--- START Given data ---
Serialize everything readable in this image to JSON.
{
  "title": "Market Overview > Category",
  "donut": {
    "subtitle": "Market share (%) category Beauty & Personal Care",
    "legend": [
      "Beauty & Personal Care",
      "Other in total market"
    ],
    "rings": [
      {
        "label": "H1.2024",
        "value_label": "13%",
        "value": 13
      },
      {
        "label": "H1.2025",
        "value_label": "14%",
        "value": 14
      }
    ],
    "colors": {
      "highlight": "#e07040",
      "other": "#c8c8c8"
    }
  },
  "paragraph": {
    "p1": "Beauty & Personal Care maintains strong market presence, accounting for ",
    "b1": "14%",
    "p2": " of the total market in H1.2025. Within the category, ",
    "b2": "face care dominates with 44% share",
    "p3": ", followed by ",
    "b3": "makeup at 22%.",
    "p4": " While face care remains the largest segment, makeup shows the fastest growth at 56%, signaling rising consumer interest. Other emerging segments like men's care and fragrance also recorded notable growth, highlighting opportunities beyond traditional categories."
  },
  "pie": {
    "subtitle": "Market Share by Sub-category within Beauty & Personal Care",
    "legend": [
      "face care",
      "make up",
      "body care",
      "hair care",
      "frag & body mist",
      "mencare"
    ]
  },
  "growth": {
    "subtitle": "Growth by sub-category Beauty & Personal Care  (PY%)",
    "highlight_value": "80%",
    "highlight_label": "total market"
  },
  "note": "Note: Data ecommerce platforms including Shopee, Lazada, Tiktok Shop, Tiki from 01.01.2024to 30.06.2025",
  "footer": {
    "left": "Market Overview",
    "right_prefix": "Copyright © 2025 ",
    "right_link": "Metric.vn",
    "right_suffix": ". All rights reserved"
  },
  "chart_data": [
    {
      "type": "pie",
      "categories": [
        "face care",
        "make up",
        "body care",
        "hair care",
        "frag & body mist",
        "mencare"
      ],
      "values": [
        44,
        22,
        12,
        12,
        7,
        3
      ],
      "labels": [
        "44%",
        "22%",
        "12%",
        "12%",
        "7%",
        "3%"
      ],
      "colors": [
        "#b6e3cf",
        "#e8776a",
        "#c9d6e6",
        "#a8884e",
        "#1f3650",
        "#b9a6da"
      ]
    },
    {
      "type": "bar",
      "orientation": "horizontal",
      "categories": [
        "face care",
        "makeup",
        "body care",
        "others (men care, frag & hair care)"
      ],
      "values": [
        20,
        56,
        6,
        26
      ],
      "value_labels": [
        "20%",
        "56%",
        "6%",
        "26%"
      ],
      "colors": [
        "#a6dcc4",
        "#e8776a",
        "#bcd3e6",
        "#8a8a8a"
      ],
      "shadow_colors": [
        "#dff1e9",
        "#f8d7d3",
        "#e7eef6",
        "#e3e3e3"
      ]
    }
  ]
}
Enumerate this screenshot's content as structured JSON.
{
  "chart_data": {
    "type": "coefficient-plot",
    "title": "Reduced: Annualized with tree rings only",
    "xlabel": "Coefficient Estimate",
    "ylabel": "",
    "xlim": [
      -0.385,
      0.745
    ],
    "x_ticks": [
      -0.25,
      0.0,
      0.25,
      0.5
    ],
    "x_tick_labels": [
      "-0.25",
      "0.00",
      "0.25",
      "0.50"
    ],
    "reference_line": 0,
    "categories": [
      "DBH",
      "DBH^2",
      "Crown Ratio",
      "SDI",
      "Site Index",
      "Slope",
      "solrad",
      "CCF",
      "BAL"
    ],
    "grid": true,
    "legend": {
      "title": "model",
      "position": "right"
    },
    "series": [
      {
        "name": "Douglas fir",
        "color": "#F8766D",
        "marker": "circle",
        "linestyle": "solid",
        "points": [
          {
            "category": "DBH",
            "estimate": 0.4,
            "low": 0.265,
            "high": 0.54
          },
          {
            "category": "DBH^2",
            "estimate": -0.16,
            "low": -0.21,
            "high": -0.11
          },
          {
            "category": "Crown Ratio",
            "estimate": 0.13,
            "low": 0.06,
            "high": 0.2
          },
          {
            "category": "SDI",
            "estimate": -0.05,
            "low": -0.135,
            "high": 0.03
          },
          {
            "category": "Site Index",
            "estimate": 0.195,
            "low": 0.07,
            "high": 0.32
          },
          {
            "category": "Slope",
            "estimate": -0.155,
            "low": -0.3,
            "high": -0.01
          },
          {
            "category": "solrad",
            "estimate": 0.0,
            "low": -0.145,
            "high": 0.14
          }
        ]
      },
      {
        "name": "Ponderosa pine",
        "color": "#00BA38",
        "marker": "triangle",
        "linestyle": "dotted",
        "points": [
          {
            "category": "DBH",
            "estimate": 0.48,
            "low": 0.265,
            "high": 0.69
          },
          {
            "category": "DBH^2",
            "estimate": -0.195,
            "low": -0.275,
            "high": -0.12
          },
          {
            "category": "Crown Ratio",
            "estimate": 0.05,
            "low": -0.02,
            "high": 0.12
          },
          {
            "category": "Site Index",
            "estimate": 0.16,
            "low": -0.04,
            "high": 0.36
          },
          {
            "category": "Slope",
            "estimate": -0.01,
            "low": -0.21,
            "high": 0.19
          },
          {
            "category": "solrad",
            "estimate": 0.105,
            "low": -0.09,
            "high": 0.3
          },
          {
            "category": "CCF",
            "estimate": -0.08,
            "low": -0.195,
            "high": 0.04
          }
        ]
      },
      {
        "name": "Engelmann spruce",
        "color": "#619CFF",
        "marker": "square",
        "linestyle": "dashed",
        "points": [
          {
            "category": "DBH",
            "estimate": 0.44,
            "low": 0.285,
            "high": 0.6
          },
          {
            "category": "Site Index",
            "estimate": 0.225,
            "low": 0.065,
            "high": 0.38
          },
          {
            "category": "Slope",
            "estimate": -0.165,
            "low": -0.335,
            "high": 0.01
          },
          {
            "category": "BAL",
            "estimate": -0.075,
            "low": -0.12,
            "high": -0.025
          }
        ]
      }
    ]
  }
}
--- END Given data ---
Your goal - Go through the listing above and restate it word for word.

Written answer -
Serialize everything readable in this image to JSON.
{
  "title": "Market Overview > Category",
  "donut": {
    "subtitle": "Market share (%) category Beauty & Personal Care",
    "legend": [
      "Beauty & Personal Care",
      "Other in total market"
    ],
    "rings": [
      {
        "label": "H1.2024",
        "value_label": "13%",
        "value": 13
      },
      {
        "label": "H1.2025",
        "value_label": "14%",
        "value": 14
      }
    ],
    "colors": {
      "highlight": "#e07040",
      "other": "#c8c8c8"
    }
  },
  "paragraph": {
    "p1": "Beauty & Personal Care maintains strong market presence, accounting for ",
    "b1": "14%",
    "p2": " of the total market in H1.2025. Within the category, ",
    "b2": "face care dominates with 44% share",
    "p3": ", followed by ",
    "b3": "makeup at 22%.",
    "p4": " While face care remains the largest segment, makeup shows the fastest growth at 56%, signaling rising consumer interest. Other emerging segments like men's care and fragrance also recorded notable growth, highlighting opportunities beyond traditional categories."
  },
  "pie": {
    "subtitle": "Market Share by Sub-category within Beauty & Personal Care",
    "legend": [
      "face care",
      "make up",
      "body care",
      "hair care",
      "frag & body mist",
      "mencare"
    ]
  },
  "growth": {
    "subtitle": "Growth by sub-category Beauty & Personal Care  (PY%)",
    "highlight_value": "80%",
    "highlight_label": "total market"
  },
  "note": "Note: Data ecommerce platforms including Shopee, Lazada, Tiktok Shop, Tiki from 01.01.2024to 30.06.2025",
  "footer": {
    "left": "Market Overview",
    "right_prefix": "Copyright © 2025 ",
    "right_link": "Metric.vn",
    "right_suffix": ". All rights reserved"
  },
  "chart_data": [
    {
      "type": "pie",
      "categories": [
        "face care",
        "make up",
        "body care",
        "hair care",
        "frag & body mist",
        "mencare"
      ],
      "values": [
        44,
        22,
        12,
        12,
        7,
        3
      ],
      "labels": [
        "44%",
        "22%",
        "12%",
        "12%",
        "7%",
        "3%"
      ],
      "colors": [
        "#b6e3cf",
        "#e8776a",
        "#c9d6e6",
        "#a8884e",
        "#1f3650",
        "#b9a6da"
      ]
    },
    {
      "type": "bar",
      "orientation": "horizontal",
      "categories": [
        "face care",
        "makeup",
        "body care",
        "others (men care, frag & hair care)"
      ],
      "values": [
        20,
        56,
        6,
        26
      ],
      "value_labels": [
        "20%",
        "56%",
        "6%",
        "26%"
      ],
      "colors": [
        "#a6dcc4",
        "#e8776a",
        "#bcd3e6",
        "#8a8a8a"
      ],
      "shadow_colors": [
        "#dff1e9",
        "#f8d7d3",
        "#e7eef6",
        "#e3e3e3"
      ]
    }
  ]
}
Enumerate this screenshot's content as structured JSON.
{
  "chart_data": {
    "type": "coefficient-plot",
    "title": "Reduced: Annualized with tree rings only",
    "xlabel": "Coefficient Estimate",
    "ylabel": "",
    "xlim": [
      -0.385,
      0.745
    ],
    "x_ticks": [
      -0.25,
      0.0,
      0.25,
      0.5
    ],
    "x_tick_labels": [
      "-0.25",
      "0.00",
      "0.25",
      "0.50"
    ],
    "reference_line": 0,
    "categories": [
      "DBH",
      "DBH^2",
      "Crown Ratio",
      "SDI",
      "Site Index",
      "Slope",
      "solrad",
      "CCF",
      "BAL"
    ],
    "grid": true,
    "legend": {
      "title": "model",
      "position": "right"
    },
    "series": [
      {
        "name": "Douglas fir",
        "color": "#F8766D",
        "marker": "circle",
        "linestyle": "solid",
        "points": [
          {
            "category": "DBH",
            "estimate": 0.4,
            "low": 0.265,
            "high": 0.54
          },
          {
            "category": "DBH^2",
            "estimate": -0.16,
            "low": -0.21,
            "high": -0.11
          },
          {
            "category": "Crown Ratio",
            "estimate": 0.13,
            "low": 0.06,
            "high": 0.2
          },
          {
            "category": "SDI",
            "estimate": -0.05,
            "low": -0.135,
            "high": 0.03
          },
          {
            "category": "Site Index",
            "estimate": 0.195,
            "low": 0.07,
            "high": 0.32
          },
          {
            "category": "Slope",
            "estimate": -0.155,
            "low": -0.3,
            "high": -0.01
          },
          {
            "category": "solrad",
            "estimate": 0.0,
            "low": -0.145,
            "high": 0.14
          }
        ]
      },
      {
        "name": "Ponderosa pine",
        "color": "#00BA38",
        "marker": "triangle",
        "linestyle": "dotted",
        "points": [
          {
            "category": "DBH",
            "estimate": 0.48,
            "low": 0.265,
            "high": 0.69
          },
          {
            "category": "DBH^2",
            "estimate": -0.195,
            "low": -0.275,
            "high": -0.12
          },
          {
            "category": "Crown Ratio",
            "estimate": 0.05,
            "low": -0.02,
            "high": 0.12
          },
          {
            "category": "Site Index",
            "estimate": 0.16,
            "low": -0.04,
            "high": 0.36
          },
          {
            "category": "Slope",
            "estimate": -0.01,
            "low": -0.21,
            "high": 0.19
          },
          {
            "category": "solrad",
            "estimate": 0.105,
            "low": -0.09,
            "high": 0.3
          },
          {
            "category": "CCF",
            "estimate": -0.08,
            "low": -0.195,
            "high": 0.04
          }
        ]
      },
      {
        "name": "Engelmann spruce",
        "color": "#619CFF",
        "marker": "square",
        "linestyle": "dashed",
        "points": [
          {
            "category": "DBH",
            "estimate": 0.44,
            "low": 0.285,
            "high": 0.6
          },
          {
            "category": "Site Index",
            "estimate": 0.225,
            "low": 0.065,
            "high": 0.38
          },
          {
            "category": "Slope",
            "estimate": -0.165,
            "low": -0.335,
            "high": 0.01
          },
          {
            "category": "BAL",
            "estimate": -0.075,
            "low": -0.12,
            "high": -0.025
          }
        ]
      }
    ]
  }
}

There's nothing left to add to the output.